(Website and app data records)
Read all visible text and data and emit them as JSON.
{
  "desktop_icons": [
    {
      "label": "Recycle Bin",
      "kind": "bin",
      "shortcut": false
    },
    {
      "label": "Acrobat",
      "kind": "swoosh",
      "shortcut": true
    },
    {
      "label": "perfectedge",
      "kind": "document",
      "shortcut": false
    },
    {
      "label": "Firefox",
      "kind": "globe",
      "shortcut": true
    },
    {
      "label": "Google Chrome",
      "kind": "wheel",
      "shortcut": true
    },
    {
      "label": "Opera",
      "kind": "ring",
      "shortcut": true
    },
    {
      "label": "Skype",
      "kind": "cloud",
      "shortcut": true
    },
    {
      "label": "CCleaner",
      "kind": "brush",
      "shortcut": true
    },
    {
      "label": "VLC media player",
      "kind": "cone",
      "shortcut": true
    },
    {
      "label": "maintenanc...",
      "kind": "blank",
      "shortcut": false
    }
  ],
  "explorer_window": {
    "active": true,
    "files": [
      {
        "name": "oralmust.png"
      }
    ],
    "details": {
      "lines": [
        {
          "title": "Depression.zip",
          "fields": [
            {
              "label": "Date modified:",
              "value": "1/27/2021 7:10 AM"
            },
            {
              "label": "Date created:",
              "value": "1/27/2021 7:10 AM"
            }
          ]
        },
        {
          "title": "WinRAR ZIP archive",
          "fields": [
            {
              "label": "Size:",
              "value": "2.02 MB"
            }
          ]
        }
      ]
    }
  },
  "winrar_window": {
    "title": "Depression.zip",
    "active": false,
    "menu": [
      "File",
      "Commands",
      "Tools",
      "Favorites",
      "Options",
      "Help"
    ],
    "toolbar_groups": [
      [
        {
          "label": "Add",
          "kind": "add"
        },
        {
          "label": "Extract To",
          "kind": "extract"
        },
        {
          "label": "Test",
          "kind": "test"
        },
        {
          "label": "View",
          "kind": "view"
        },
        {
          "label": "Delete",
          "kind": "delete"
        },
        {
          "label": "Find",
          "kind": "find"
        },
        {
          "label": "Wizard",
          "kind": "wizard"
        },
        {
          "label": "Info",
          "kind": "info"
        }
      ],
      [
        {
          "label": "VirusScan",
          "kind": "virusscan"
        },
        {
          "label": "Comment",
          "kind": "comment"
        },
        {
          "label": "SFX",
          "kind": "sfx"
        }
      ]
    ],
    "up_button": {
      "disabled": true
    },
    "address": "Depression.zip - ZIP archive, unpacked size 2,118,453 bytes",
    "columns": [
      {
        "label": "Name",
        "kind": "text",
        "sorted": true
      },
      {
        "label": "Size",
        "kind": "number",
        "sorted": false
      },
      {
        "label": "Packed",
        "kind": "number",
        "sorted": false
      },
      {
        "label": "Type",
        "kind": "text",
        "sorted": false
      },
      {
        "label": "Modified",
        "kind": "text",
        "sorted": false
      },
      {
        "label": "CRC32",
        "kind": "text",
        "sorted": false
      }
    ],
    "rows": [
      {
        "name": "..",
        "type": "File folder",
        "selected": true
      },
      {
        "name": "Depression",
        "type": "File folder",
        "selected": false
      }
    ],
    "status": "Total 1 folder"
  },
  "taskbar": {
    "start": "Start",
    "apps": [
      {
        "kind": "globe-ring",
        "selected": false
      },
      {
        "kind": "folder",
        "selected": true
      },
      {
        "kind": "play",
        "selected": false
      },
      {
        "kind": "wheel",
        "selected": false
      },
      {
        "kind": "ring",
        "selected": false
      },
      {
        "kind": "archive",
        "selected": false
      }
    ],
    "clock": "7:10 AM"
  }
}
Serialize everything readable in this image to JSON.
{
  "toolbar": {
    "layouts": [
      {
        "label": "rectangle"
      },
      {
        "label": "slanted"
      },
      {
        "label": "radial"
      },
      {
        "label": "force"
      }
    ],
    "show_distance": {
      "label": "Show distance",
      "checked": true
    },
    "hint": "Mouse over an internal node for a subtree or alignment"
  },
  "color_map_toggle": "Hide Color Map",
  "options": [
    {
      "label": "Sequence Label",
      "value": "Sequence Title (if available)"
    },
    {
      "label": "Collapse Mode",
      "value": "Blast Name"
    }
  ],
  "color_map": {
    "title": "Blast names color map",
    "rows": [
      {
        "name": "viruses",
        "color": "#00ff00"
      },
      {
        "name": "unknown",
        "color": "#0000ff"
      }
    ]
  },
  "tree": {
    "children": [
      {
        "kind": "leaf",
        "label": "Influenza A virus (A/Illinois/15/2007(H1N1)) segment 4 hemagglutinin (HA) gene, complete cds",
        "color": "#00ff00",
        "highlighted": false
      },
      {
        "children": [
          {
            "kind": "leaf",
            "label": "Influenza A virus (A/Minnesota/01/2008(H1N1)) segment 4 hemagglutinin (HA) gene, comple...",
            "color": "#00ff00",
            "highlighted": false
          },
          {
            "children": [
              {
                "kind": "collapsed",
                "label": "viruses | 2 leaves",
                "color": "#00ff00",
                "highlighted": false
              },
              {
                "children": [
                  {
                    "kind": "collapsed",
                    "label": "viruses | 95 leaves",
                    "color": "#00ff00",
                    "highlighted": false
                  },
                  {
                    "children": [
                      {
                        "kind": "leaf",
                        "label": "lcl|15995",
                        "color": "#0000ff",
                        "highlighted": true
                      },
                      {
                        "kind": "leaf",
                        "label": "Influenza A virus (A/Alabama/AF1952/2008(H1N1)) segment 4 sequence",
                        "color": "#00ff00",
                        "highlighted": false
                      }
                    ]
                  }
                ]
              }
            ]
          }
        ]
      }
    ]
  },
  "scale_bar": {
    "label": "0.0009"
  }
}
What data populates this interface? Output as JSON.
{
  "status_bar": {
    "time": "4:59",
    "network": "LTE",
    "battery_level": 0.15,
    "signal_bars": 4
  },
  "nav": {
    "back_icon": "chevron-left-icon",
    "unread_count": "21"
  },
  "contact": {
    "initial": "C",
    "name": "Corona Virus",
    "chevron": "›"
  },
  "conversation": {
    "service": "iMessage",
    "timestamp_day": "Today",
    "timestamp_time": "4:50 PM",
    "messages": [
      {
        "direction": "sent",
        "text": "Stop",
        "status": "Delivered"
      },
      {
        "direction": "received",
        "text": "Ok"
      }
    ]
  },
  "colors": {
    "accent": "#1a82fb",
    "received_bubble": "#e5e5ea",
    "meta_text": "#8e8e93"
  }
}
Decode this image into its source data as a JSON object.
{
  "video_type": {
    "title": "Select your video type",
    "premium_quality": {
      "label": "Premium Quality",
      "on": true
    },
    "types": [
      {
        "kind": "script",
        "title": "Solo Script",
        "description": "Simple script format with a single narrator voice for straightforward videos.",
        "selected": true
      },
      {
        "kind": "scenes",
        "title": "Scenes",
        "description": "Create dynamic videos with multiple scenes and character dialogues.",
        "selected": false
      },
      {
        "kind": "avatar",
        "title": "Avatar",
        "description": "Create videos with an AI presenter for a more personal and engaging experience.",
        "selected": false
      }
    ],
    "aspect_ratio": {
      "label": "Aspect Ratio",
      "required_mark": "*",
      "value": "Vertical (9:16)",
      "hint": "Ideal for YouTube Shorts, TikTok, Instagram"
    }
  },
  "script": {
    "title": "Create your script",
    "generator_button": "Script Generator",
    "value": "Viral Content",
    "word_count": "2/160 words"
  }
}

## Activity
Give the number of lines above containing the word "leaves", with no other text.

## Written answer
2